— START OF Task input —
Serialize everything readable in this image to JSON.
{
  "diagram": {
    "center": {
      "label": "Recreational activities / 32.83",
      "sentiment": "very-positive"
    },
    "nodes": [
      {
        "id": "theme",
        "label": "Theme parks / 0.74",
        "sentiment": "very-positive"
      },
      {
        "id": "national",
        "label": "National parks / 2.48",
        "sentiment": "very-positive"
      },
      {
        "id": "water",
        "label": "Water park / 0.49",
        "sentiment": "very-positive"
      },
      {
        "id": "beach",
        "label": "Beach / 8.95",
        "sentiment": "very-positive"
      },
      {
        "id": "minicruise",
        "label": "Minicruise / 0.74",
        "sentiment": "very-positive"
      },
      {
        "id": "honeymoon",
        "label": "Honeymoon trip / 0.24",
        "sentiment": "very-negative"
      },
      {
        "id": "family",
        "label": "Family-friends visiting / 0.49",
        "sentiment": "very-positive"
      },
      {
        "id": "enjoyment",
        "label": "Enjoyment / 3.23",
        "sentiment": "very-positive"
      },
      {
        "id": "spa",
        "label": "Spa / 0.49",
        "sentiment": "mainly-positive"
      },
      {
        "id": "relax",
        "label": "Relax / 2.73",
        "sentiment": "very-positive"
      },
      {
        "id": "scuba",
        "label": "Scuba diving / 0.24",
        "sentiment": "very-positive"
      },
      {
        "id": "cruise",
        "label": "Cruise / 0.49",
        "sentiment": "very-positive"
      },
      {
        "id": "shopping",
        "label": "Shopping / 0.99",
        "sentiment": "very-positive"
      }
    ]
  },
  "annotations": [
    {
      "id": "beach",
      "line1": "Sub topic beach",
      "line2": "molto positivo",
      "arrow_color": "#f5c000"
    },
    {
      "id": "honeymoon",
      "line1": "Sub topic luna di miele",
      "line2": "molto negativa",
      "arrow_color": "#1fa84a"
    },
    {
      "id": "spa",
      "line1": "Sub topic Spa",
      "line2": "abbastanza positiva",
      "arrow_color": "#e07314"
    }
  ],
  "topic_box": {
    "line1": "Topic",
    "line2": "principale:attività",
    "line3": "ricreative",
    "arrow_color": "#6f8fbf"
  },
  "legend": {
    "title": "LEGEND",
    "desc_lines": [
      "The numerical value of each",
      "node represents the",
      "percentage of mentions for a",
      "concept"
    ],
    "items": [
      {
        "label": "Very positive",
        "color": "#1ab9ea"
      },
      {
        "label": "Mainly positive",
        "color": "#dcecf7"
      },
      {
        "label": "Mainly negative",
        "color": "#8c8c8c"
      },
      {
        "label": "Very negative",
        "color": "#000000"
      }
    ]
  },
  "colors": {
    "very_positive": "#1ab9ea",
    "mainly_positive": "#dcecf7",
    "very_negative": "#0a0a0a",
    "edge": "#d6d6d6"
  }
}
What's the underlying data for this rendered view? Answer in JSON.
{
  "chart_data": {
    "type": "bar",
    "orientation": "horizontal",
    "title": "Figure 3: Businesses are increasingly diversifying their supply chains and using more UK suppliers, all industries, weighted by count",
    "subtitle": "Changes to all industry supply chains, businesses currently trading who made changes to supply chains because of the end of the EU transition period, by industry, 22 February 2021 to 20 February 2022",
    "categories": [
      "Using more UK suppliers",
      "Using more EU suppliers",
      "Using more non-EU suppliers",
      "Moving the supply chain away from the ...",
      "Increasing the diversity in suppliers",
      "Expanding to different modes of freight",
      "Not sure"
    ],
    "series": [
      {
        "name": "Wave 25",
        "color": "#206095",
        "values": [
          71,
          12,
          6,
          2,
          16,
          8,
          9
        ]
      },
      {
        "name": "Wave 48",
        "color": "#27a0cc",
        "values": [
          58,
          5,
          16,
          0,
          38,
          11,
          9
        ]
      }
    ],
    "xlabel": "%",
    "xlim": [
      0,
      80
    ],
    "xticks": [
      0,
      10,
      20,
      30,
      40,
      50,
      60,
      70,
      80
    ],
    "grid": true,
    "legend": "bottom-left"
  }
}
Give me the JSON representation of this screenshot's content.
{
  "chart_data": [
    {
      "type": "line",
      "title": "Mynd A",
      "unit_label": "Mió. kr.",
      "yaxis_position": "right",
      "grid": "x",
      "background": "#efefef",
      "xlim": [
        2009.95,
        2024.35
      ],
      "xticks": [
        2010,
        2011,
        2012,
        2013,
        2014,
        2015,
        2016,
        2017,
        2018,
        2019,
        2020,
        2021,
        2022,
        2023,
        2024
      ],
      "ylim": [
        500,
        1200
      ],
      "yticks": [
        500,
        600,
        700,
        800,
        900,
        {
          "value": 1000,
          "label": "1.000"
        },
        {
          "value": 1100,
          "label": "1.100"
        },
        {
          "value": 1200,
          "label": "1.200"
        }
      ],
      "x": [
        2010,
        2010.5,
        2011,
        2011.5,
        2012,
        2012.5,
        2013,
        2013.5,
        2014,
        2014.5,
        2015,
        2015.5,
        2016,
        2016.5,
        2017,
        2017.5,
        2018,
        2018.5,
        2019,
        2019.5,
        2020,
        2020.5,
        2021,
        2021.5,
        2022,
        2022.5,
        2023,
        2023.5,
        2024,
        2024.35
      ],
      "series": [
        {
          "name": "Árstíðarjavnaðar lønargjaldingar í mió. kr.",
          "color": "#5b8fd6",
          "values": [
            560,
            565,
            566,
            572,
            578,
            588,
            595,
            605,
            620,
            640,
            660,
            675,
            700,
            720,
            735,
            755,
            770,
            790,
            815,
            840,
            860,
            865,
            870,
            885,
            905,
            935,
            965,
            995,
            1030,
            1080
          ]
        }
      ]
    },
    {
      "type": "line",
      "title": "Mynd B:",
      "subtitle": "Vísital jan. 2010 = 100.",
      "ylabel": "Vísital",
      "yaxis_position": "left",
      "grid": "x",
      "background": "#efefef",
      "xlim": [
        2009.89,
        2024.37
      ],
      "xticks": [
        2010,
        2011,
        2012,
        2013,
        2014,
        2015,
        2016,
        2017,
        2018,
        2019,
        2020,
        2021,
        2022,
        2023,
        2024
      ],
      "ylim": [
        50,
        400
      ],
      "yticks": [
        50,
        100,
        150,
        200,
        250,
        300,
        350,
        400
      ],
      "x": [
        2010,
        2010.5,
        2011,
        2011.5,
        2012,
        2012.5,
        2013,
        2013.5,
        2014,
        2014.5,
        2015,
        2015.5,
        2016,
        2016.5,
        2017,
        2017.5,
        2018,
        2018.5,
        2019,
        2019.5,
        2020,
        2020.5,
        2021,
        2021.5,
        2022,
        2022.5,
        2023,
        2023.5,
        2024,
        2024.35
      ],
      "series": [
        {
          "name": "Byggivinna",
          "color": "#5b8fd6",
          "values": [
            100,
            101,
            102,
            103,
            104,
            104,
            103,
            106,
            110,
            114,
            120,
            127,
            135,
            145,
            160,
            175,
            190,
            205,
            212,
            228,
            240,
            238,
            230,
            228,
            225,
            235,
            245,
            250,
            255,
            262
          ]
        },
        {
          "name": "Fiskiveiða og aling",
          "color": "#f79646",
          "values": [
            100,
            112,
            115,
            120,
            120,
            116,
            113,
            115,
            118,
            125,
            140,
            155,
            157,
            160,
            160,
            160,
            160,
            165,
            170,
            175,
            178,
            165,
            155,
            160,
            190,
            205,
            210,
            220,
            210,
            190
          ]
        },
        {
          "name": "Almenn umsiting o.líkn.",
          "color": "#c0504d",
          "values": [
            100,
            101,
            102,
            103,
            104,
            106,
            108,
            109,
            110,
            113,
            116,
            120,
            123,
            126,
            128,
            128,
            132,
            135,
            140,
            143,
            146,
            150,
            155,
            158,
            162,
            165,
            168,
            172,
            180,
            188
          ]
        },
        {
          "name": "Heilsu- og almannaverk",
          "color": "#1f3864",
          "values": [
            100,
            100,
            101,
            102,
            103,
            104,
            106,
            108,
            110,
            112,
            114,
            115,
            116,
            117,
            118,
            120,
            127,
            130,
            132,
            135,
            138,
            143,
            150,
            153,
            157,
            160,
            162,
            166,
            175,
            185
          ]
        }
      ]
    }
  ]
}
— END OF Task input —
= What the exercise asks =
Return every line holding the word "JSON" from the records.

= Finished exercise =
Serialize everything readable in this image to JSON.
What's the underlying data for this rendered view? Answer in JSON.
Give me the JSON representation of this screenshot's content.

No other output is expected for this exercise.